> Texto proporcionado
Hace algunas semanas, Carlo Ginzburg ofreció una conferencia, auspiciada por la Biblioteca Nacional de México, sobre las visibles transformaciones que plantea para la lectura y la investigación esta nueva biblioteca que no está en ningún ligar –más que en nuestras pantallas– y en todos los lugares a la vez. Un lugar que identifica a un an-arkhe global. En principio, sólo sabemos de tres figuras que gozan de esta bizarra existencia: Dios, los fantasmas y la esfera de Pascal, dotada de un número infinito de centros. El término an-arkhe, cuya formalización debemos a Rainer Schürman, es más complejo y, en cierta manera, prolífico, al menos para estimar la situación que nos ha tomado por sorpresa.
En el mundo griego, el arkhe reunía a dos términos que la cultura romana acabó por separar: el archivo y la ley. Es decir, la ley escrita/inscrita en y por el arkhe. An-arkhe significa en principio “sin ley” o, más precisamente, un arkhe que perdió su ley. La biblioteca fantasma (virtual) supone un archivo sin ley. Cuando buscamos el significado de algún término, por ejemplo “Estado” (la institución política), aparecen en nuestra pantalla un sin fin de entradas como “estado del tiempo”, “estado del arte”. Ese catálogo contiene un ordenamiento oculto: el número de usuarios que acuden a buscarlo. Sin embargo, para una biblioteca ese ordenamiento es la expresión más flagrante del caos. Ya sea en una biblioteca privada o en una pública, un documento o libro que no está ordenado por el nombre del autor o la materia simplemente no existe. Se ha extraviado para siempre. Y éste es el síndrome o el mal que aqueja a la biblioteca fantasma: sus acervos crecen con mucho mayor rapidez que nuestra capacidad de reducir y ordenar su complejidad. En sicología sería un déjà vu invertido: lo que siempre aparece es la inquietud de lo inabarcable.
Ginzburg, quien ha sido un tenaz cazador furtivo de los secretos o los detritus que encierran los archivos históricos, ideó una salida para compensar este delirio. Durante siglos el historiador acudió al archivo para encontrar lo que buscaba de antemano. Primero postulaba un problema, después se lanzaba en búsqueda de documentos. En la biblioteca fantasma esta operación, esencialmente cartesiana, resulta inconcebible. En ella sólo existe una ínfima parte de las reservas que se hallan en rollos, pergaminos y papel en las bibliotecas que hoy están cerradas.
A cambio, sugiere Ginzburg, podemos sustituir este método cartesiano por otro que los pintores conocen desde Leonardo da Vinci. Picasso lo formuló de manera sucinta: “Yo no busco, encuentro”. La imagen que pintaba no respondía a sus intenciones ni a sus deseos, sino que lo encontraba por azar. Ginzburg admite que durante décadas este “método” de los pintores simplemente lo irritaba. ¿Dónde quedaba entonces la formulación del problema, la reflexión historiográfica? ¿Qué pasaría con el mandato de pensar a partir de lo ya pensado?
La irritación parece que cedió cuando emprendió un experimento: “Conversaciones con Orión”. Orión era el nombre del sistema de archivos digitales en la Universidad de California en la década de los 90. El experimento consistía en dejarse llevar por la anarquía de aquella biblioteca fantasma y sustituir la búsqueda deliberada por otra gran cualidad del cerebro humano: la curiosidad. Asociando libremente lo que el sistema cibernético le ofrecía. Así encontró correspondencias inimaginables en el método convencional: la relación entre la Ilustración y el racismo en el mundo de las Cafres; el origen de signos indescifrables hallados en una cruz del siglo XVI; las genealogías del Sabbat en las primeras Cábalas.
El hecho es que la biblioteca fantasma jamás va a sustituir a los acervos consolidados durante siglos por la fruición de preservar los textos y las imágenes que provienen del pasado. Pero el an-arkhe de esta biblioteca habrá de potenciar a límites inimaginables los usos de las bibliotecas tradicionales.

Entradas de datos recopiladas
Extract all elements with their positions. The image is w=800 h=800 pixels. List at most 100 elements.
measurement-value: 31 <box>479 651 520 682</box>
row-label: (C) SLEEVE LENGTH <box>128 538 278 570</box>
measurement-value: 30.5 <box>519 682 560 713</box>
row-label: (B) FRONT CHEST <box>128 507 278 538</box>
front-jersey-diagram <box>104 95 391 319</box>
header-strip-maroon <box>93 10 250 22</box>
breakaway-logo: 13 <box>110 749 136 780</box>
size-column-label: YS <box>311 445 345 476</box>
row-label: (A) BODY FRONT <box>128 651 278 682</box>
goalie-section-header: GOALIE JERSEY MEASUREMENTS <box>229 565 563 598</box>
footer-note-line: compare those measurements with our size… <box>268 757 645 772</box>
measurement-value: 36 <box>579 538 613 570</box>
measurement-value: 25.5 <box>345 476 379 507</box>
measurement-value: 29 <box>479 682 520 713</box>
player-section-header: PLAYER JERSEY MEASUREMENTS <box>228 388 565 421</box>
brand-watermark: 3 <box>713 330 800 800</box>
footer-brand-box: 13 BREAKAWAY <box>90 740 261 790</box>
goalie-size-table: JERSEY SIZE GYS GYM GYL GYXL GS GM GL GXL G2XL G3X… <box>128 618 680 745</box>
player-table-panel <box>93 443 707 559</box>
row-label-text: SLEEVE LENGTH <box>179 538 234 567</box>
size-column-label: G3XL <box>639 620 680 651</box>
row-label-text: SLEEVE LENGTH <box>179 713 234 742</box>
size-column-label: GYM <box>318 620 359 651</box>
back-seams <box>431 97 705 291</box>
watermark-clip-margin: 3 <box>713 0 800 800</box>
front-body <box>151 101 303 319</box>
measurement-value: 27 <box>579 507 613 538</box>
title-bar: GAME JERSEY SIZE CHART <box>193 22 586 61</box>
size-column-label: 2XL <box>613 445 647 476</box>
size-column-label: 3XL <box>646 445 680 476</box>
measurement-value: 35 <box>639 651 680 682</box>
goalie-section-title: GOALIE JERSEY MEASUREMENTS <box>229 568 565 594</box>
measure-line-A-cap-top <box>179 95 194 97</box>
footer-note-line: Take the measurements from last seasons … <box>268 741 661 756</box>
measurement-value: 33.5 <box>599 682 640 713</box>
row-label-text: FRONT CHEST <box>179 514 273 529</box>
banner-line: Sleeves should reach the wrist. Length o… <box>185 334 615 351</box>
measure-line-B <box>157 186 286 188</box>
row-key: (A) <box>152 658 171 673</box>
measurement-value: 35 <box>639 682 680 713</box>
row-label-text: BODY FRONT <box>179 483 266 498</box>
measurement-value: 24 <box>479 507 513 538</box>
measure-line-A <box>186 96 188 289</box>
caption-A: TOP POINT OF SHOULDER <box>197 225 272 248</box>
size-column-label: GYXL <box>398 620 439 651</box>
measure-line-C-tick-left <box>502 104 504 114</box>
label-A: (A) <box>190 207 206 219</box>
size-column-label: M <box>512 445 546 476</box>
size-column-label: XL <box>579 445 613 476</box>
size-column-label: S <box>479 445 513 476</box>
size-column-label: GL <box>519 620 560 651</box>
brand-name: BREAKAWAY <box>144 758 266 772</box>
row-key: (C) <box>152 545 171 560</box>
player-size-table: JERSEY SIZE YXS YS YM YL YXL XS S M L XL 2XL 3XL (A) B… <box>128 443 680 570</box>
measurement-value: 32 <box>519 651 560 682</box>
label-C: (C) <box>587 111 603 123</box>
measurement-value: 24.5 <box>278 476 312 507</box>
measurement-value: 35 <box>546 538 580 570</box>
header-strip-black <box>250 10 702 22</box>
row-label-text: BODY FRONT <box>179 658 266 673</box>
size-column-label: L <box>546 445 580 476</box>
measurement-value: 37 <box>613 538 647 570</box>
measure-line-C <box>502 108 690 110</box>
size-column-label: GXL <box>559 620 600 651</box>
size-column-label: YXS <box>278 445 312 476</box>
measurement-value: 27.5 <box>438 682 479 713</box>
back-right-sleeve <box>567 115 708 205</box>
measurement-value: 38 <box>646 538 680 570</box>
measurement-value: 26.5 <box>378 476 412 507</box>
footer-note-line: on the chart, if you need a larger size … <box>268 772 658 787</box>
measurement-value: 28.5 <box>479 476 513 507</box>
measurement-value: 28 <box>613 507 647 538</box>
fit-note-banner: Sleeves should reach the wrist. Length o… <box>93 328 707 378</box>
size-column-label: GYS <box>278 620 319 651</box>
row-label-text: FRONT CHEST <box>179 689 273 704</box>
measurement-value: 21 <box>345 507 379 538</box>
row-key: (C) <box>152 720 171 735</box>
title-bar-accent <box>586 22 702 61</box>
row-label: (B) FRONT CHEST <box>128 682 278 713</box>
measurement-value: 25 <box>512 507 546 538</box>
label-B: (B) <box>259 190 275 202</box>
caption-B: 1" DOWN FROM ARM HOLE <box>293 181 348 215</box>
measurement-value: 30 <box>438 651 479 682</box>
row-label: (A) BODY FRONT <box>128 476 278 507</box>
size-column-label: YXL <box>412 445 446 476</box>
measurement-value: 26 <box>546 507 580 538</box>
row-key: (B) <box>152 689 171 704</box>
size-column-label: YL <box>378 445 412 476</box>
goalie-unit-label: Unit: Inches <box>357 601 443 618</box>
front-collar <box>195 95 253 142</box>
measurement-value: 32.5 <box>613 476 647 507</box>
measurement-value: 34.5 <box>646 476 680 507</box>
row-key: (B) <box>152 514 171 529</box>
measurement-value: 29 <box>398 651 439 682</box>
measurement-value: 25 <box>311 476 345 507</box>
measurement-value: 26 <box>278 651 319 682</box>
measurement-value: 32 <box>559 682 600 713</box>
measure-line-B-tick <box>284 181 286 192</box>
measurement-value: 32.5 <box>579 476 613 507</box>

> Trabajo por hacer
1 – Según el texto sobre la biblioteca fantasma, ¿qué nombre tenía el sistema de archivos digitales de la Universidad de California en la década de los 90?
2 – Enumera todas las correspondencias que, de acuerdo con el texto sobre la biblioteca fantasma, encontró Ginzburg con su experimento "Conversaciones con Orión".

> Respuestas del ejercicio
1 – Orión.

2 –
- La relación entre la Ilustración y el racismo en el mundo de las Cafres
- El origen de signos indescifrables hallados en una cruz del siglo XVI
- Las genealogías del Sabbat en las primeras Cábalas